┏━━
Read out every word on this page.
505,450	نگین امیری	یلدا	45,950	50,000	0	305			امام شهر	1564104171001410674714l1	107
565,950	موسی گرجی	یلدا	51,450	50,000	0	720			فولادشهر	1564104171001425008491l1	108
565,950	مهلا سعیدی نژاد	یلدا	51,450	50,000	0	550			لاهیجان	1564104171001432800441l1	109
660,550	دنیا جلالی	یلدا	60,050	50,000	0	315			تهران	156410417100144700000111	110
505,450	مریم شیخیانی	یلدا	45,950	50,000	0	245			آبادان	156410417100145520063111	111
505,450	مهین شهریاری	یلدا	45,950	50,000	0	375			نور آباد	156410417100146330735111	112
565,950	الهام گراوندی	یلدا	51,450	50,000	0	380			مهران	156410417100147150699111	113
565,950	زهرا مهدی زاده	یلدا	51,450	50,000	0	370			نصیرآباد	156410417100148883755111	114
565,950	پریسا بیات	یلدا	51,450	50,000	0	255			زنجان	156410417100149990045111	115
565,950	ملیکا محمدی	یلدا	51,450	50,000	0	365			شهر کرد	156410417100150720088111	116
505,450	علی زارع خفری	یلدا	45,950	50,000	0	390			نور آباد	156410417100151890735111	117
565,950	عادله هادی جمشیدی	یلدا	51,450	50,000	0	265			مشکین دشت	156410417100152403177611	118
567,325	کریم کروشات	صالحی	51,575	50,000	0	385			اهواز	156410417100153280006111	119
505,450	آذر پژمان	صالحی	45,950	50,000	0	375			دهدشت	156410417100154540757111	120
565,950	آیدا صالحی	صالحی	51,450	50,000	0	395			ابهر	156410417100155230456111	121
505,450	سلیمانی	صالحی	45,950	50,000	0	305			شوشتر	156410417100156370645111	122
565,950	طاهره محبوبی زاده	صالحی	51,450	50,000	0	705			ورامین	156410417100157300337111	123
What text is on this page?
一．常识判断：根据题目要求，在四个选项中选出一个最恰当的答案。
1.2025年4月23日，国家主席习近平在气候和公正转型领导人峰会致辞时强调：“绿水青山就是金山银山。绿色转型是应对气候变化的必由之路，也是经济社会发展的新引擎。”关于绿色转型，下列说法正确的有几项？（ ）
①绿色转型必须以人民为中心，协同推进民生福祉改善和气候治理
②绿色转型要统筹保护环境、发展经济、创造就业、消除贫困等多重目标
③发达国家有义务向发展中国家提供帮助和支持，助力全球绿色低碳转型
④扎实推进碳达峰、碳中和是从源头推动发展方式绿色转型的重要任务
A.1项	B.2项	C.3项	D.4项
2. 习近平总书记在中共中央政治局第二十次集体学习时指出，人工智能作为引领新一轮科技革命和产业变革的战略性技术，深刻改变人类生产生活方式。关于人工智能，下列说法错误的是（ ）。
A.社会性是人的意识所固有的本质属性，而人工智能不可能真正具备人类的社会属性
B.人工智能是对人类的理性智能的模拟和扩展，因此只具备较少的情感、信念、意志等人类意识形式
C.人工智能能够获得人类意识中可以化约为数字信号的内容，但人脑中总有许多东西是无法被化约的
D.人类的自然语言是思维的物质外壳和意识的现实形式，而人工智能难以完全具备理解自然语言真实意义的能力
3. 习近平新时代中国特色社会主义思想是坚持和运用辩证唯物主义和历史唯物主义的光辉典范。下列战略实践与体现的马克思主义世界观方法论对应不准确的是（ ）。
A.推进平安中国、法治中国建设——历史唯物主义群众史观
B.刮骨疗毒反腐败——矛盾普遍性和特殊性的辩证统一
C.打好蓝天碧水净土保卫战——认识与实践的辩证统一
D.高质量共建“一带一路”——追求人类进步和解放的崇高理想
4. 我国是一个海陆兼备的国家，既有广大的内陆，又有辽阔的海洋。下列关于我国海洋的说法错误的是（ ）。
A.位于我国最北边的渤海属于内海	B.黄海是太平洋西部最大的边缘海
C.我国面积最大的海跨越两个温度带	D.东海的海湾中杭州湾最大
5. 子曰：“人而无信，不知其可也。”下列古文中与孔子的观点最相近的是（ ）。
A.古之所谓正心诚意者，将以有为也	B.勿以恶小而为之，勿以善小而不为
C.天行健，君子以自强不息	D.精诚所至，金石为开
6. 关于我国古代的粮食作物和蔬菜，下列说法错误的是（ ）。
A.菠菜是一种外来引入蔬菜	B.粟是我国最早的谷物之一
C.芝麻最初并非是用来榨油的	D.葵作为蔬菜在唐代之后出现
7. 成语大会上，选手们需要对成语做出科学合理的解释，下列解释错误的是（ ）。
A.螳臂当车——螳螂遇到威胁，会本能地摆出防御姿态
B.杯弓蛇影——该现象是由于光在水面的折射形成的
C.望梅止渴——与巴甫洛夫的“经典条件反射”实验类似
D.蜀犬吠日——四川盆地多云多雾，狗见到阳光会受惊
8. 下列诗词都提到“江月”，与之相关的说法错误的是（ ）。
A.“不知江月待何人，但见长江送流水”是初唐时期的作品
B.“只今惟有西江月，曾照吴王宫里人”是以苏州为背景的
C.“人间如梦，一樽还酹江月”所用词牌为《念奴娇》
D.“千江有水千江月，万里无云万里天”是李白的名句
┗━━
┏━━
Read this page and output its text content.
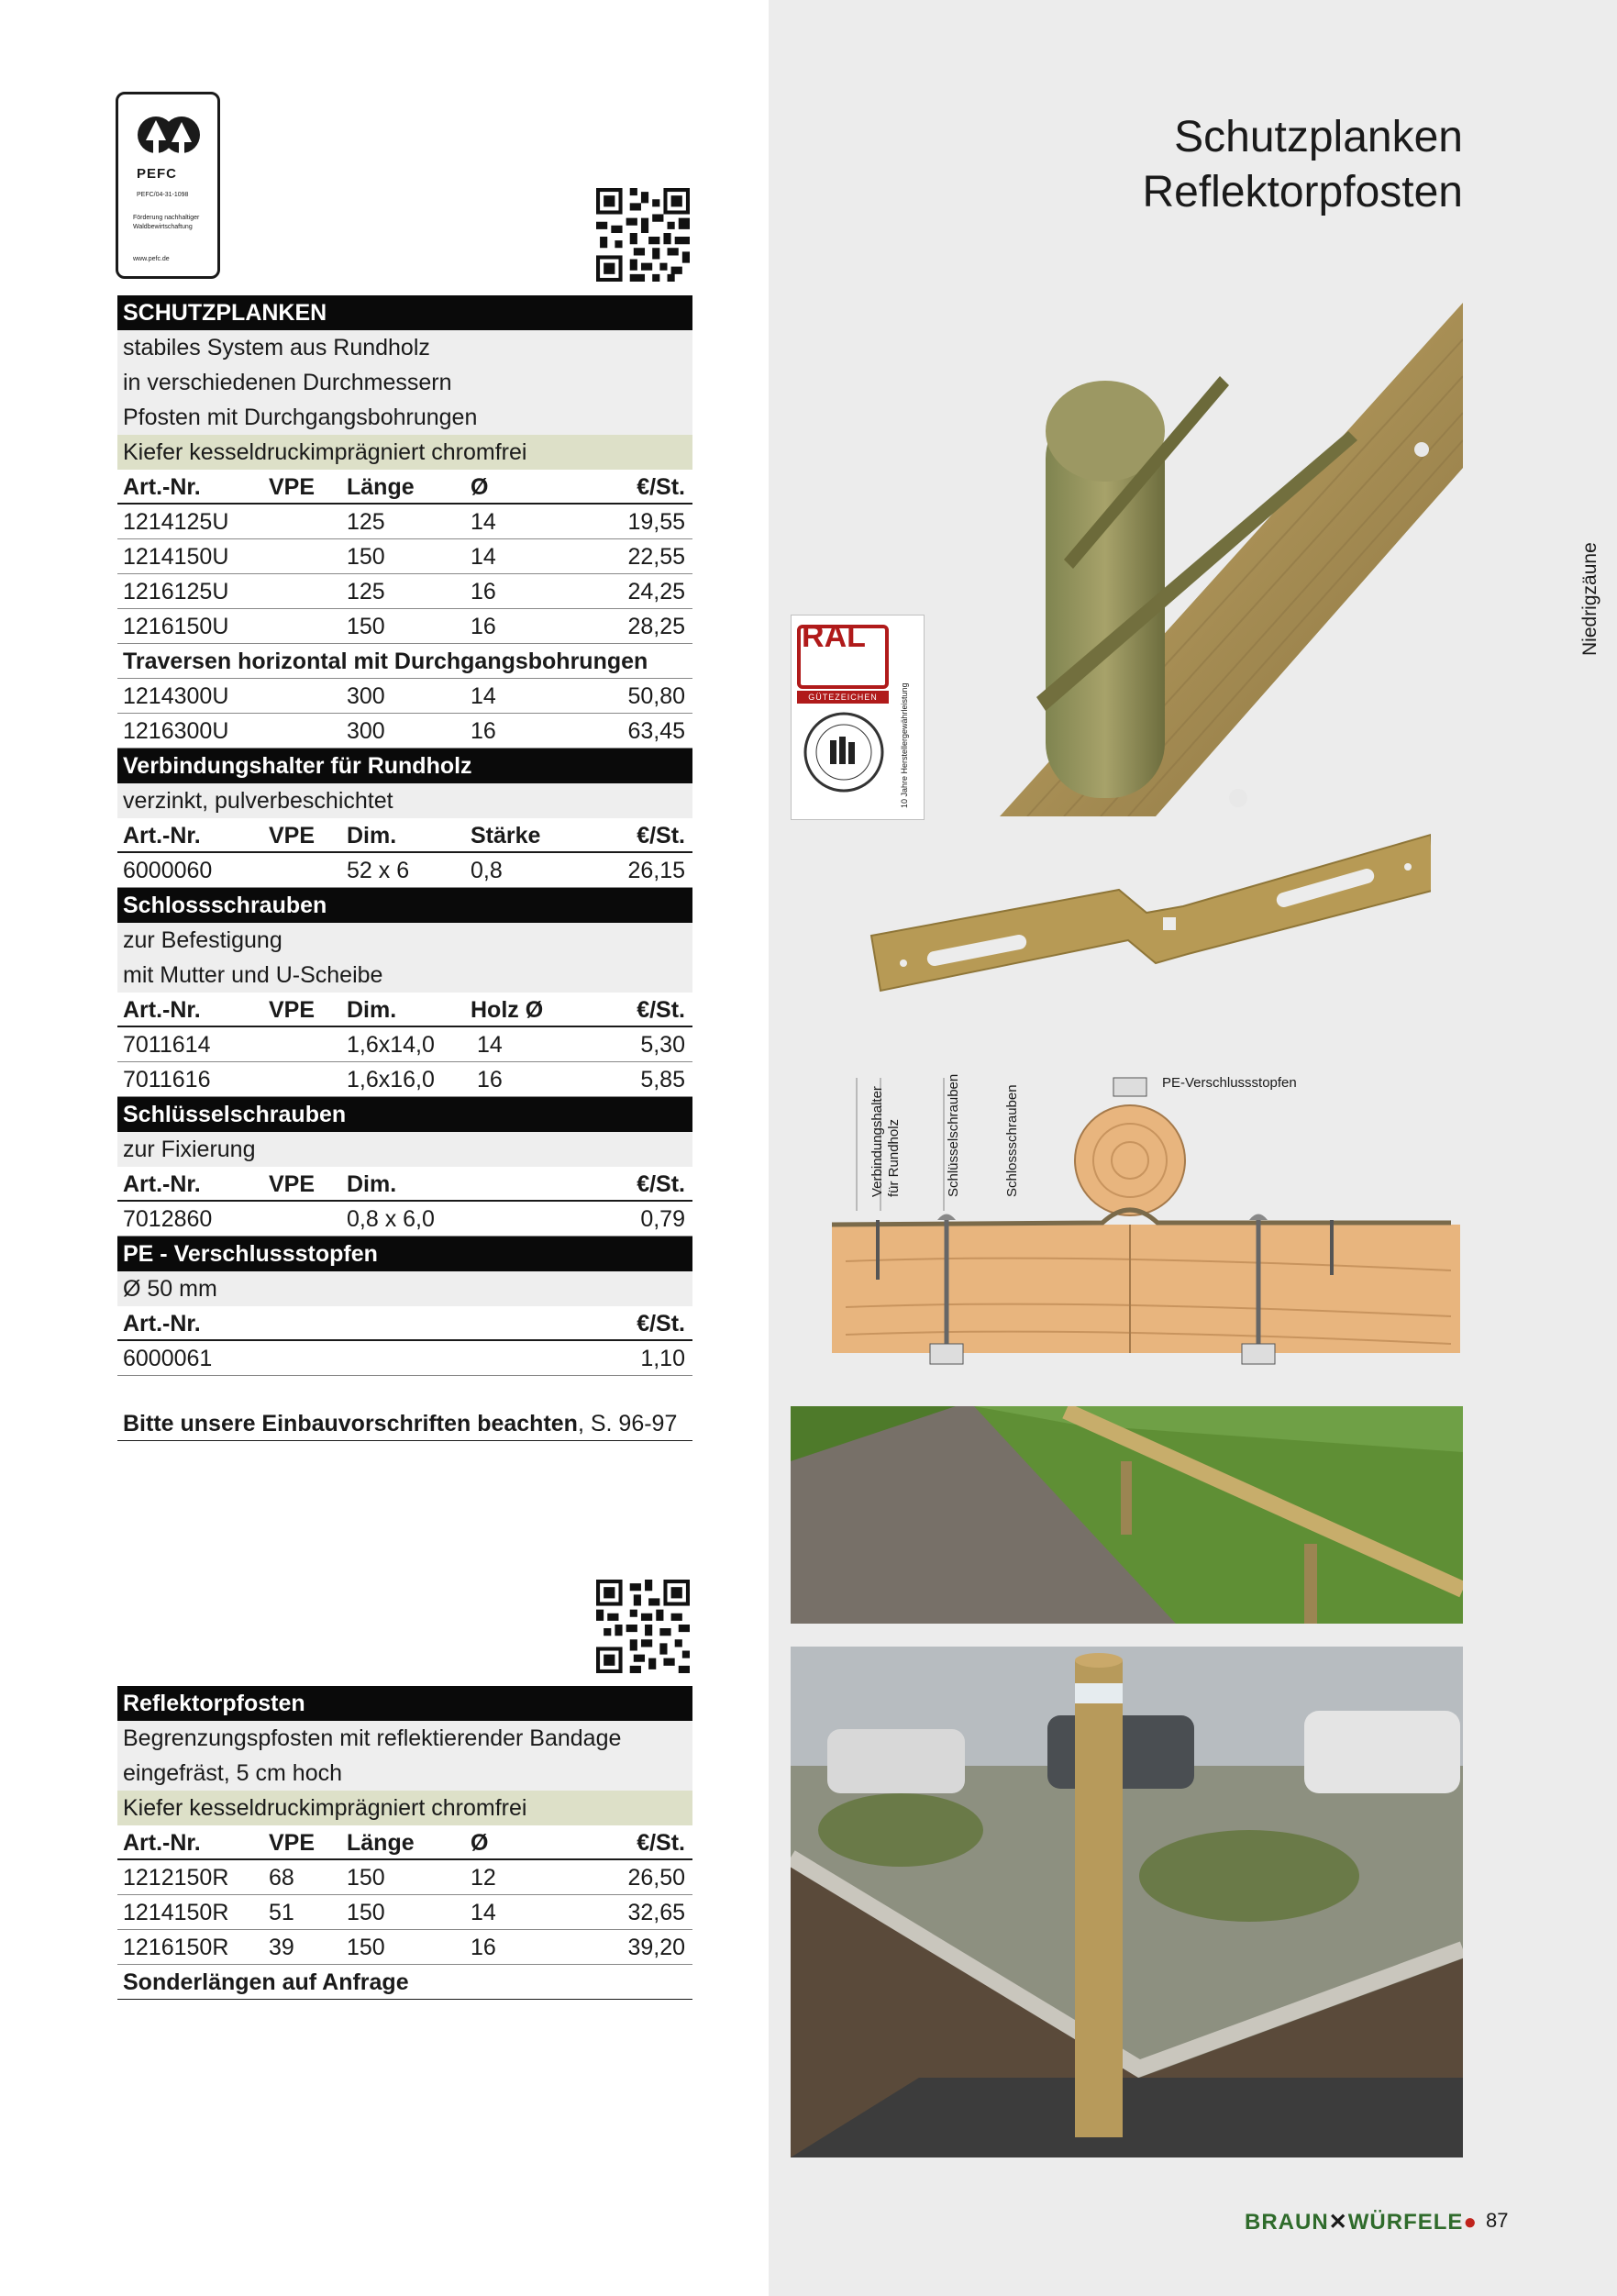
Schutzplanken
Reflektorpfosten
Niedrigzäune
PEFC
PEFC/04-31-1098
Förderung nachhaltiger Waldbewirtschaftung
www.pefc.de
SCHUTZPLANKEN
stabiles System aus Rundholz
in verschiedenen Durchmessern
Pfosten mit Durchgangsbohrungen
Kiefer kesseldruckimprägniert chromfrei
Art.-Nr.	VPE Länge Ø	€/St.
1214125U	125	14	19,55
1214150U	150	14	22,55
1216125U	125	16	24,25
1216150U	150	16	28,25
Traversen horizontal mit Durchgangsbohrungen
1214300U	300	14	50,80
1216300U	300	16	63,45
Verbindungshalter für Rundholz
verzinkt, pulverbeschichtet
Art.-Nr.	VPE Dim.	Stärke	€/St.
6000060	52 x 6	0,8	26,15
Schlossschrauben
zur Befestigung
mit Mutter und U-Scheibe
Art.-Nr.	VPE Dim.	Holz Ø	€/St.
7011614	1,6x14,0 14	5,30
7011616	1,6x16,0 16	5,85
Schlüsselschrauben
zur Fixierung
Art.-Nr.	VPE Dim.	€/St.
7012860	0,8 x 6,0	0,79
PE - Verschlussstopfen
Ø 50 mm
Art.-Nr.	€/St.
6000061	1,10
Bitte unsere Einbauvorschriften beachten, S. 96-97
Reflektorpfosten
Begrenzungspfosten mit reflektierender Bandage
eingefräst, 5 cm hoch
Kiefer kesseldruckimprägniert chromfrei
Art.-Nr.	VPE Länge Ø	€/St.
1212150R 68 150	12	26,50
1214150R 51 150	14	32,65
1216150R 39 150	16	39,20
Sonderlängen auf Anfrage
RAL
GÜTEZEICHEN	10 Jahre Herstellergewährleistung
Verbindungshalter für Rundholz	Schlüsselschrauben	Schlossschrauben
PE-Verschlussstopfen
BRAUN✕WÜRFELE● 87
┗━━
┏━━
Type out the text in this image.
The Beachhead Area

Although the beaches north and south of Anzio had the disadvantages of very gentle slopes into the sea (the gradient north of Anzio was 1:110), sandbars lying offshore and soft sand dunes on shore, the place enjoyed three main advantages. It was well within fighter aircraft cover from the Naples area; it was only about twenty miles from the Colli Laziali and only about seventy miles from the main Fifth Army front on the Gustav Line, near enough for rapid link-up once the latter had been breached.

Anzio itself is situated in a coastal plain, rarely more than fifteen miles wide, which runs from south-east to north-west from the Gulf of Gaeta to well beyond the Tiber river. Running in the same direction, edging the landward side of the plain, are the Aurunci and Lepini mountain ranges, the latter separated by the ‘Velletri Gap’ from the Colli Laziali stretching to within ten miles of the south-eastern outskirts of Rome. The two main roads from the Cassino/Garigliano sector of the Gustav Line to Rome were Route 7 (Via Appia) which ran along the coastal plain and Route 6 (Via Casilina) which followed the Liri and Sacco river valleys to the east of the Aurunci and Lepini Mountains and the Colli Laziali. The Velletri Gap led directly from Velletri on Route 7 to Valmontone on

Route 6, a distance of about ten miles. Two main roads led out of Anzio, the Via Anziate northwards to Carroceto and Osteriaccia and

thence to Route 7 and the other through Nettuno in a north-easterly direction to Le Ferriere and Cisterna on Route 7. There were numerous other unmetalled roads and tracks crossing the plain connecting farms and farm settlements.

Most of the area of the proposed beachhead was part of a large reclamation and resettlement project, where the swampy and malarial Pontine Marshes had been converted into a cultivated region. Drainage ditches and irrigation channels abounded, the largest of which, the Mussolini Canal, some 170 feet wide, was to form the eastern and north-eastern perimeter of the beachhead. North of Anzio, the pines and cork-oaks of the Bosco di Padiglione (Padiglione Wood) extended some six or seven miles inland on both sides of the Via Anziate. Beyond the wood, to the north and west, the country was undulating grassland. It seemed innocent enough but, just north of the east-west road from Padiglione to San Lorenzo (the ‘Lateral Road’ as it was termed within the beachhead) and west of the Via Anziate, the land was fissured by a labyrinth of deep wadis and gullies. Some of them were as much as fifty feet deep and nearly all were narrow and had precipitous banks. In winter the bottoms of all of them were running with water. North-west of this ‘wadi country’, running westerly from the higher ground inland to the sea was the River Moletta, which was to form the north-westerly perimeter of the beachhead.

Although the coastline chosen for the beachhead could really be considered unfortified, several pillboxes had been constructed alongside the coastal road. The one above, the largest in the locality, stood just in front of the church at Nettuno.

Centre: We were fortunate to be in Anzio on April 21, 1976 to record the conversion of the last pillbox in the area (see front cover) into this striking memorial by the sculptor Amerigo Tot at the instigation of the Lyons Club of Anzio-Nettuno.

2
┗━━
**Required task**
Search the data for "Rundholz" and list every line in which it occurs.

**Written answer**
stabiles System aus Rundholz
Verbindungshalter für Rundholz
Verbindungshalter für Rundholz	Schlüsselschrauben	Schlossschrauben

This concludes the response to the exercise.